* Records *

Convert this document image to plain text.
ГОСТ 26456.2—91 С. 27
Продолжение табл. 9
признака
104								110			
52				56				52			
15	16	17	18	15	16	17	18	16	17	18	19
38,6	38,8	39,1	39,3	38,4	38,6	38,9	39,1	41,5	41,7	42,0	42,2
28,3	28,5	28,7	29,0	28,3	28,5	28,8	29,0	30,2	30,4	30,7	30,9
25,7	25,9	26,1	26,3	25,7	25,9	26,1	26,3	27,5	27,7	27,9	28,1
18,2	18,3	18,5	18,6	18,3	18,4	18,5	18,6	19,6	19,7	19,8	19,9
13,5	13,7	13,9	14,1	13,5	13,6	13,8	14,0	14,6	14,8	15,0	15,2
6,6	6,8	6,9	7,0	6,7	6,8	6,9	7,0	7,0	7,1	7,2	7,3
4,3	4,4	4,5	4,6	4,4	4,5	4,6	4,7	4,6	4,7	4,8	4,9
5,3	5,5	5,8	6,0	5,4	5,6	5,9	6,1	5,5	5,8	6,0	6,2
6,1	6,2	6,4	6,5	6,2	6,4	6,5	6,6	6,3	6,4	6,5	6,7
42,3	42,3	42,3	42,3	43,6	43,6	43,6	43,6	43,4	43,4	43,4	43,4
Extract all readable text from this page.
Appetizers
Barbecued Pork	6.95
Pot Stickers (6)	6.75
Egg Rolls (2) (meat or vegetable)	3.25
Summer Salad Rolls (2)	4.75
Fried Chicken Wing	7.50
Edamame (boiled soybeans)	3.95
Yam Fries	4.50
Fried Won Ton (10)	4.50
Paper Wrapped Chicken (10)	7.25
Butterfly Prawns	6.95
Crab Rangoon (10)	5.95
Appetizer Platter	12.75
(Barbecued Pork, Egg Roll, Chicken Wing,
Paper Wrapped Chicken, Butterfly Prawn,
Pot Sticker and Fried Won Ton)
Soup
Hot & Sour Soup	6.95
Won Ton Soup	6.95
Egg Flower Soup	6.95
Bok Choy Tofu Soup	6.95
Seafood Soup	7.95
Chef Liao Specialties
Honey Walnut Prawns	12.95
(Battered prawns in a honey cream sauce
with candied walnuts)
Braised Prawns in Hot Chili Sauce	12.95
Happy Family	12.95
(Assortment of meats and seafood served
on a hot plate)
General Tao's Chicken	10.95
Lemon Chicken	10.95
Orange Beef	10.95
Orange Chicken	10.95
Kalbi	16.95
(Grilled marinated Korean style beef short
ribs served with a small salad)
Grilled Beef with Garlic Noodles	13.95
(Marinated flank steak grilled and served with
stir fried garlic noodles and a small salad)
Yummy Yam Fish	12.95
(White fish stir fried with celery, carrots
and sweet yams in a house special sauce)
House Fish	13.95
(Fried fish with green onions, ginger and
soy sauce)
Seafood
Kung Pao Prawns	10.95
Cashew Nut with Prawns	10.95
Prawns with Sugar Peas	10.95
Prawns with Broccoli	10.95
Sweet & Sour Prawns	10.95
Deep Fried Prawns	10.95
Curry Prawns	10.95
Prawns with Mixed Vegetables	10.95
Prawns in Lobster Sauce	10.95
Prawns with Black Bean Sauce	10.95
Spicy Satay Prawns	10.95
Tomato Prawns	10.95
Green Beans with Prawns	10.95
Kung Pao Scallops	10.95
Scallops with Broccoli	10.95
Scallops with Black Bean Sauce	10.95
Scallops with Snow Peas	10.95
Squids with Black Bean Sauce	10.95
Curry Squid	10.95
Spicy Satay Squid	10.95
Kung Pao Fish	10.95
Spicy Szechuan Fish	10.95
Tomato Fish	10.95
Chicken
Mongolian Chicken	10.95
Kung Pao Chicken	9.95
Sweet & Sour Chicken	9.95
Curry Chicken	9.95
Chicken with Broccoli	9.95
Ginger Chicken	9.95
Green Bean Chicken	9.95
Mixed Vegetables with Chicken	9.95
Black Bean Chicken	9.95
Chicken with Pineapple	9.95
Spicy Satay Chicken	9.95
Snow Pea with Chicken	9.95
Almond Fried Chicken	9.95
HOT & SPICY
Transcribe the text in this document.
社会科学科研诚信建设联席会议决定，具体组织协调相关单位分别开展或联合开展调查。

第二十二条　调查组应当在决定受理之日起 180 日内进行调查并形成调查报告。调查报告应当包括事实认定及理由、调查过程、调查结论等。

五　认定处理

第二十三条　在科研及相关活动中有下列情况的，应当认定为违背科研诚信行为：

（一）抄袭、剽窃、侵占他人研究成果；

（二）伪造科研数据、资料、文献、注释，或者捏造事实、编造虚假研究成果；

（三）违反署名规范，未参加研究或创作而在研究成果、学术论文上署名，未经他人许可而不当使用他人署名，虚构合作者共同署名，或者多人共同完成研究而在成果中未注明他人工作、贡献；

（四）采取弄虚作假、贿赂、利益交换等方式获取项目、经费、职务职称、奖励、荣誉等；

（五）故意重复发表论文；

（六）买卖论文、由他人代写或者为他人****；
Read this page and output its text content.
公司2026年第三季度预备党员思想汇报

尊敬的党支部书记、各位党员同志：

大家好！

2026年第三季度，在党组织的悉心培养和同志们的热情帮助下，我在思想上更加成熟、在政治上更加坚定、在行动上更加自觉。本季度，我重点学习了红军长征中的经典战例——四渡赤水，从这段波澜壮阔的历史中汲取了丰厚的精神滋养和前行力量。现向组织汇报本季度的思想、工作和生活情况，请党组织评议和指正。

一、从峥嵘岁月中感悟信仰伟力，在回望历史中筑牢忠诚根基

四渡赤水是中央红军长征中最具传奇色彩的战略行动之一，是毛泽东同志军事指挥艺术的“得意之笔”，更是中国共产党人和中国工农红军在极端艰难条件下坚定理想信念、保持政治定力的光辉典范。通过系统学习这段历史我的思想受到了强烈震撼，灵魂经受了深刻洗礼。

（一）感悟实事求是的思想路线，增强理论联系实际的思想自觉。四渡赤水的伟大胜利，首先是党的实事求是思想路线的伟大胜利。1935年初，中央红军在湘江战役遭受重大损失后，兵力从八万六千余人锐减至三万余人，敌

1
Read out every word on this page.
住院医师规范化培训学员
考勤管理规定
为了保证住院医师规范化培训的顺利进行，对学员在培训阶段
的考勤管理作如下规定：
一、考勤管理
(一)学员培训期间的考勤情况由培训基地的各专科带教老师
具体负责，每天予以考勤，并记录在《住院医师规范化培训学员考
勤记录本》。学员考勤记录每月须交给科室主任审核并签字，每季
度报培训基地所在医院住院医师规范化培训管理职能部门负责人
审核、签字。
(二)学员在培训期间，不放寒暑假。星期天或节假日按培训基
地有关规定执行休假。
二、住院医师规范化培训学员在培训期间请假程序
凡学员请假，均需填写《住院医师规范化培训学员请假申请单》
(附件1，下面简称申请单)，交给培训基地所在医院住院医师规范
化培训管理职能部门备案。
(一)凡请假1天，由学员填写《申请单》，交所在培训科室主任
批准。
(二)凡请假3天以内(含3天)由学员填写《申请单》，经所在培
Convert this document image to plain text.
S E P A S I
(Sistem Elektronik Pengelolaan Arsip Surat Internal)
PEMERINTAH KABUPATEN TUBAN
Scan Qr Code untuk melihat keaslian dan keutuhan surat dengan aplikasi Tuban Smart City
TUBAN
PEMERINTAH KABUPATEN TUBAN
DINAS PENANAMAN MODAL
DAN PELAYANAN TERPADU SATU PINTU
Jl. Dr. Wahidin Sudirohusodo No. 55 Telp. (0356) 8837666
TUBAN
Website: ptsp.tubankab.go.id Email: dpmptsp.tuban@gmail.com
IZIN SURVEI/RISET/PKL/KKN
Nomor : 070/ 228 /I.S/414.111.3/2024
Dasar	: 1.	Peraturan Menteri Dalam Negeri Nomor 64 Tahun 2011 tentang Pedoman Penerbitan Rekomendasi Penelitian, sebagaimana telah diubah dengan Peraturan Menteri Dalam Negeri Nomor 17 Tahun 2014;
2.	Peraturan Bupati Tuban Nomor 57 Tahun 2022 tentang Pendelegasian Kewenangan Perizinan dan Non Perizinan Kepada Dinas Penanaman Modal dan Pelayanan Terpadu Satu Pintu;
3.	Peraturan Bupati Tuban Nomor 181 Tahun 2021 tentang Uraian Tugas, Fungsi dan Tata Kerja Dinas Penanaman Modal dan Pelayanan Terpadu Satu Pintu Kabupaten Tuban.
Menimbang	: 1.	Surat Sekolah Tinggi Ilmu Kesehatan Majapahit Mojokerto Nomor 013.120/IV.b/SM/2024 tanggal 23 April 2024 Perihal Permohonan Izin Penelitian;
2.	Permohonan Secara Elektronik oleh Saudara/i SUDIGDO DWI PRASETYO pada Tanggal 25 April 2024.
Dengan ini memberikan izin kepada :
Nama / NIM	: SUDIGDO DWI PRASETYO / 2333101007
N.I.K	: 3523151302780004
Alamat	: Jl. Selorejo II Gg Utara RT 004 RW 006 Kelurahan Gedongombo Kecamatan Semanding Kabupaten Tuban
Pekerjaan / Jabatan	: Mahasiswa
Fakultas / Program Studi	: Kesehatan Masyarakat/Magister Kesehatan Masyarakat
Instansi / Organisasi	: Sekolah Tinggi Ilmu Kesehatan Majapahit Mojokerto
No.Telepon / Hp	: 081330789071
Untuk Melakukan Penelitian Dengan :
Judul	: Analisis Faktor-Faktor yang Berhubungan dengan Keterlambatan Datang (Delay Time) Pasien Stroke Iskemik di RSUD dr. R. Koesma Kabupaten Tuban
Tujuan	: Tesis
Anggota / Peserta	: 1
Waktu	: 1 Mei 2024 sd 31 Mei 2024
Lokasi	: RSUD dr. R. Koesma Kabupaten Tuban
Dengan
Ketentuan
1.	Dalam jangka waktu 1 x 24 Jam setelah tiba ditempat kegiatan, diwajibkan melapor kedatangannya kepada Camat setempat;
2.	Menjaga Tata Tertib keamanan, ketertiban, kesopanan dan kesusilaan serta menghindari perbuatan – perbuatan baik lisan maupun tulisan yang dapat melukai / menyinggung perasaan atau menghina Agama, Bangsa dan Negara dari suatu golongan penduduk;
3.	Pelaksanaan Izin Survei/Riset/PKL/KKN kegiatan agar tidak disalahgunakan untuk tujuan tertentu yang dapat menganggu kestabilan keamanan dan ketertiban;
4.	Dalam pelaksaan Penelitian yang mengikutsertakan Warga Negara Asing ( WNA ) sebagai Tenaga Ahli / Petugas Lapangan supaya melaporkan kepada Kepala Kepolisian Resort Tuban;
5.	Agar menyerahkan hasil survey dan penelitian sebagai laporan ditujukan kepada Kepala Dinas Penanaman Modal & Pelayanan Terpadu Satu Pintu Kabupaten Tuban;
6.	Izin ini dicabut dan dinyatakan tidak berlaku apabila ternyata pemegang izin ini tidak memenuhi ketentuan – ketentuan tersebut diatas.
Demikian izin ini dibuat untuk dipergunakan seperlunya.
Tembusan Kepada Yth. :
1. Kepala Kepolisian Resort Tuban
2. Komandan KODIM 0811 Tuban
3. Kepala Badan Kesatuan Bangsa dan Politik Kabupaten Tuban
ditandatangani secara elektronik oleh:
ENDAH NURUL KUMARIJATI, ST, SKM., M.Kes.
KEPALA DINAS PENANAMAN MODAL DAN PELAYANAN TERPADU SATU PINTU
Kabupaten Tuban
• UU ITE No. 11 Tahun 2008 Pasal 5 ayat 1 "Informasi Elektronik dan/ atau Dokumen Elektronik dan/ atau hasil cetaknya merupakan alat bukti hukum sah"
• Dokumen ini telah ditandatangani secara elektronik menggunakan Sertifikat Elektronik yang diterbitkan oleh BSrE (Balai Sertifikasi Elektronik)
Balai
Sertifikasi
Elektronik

* Required task *
Look through the data above. Each line containing the word "tentang" needs to be copied.

* Full solution *
Dasar	: 1.	Peraturan Menteri Dalam Negeri Nomor 64 Tahun 2011 tentang Pedoman Penerbitan Rekomendasi Penelitian, sebagaimana telah diubah dengan Peraturan Menteri Dalam Negeri Nomor 17 Tahun 2014;
2.	Peraturan Bupati Tuban Nomor 57 Tahun 2022 tentang Pendelegasian Kewenangan Perizinan dan Non Perizinan Kepada Dinas Penanaman Modal dan Pelayanan Terpadu Satu Pintu;
3.	Peraturan Bupati Tuban Nomor 181 Tahun 2021 tentang Uraian Tugas, Fungsi dan Tata Kerja Dinas Penanaman Modal dan Pelayanan Terpadu Satu Pintu Kabupaten Tuban.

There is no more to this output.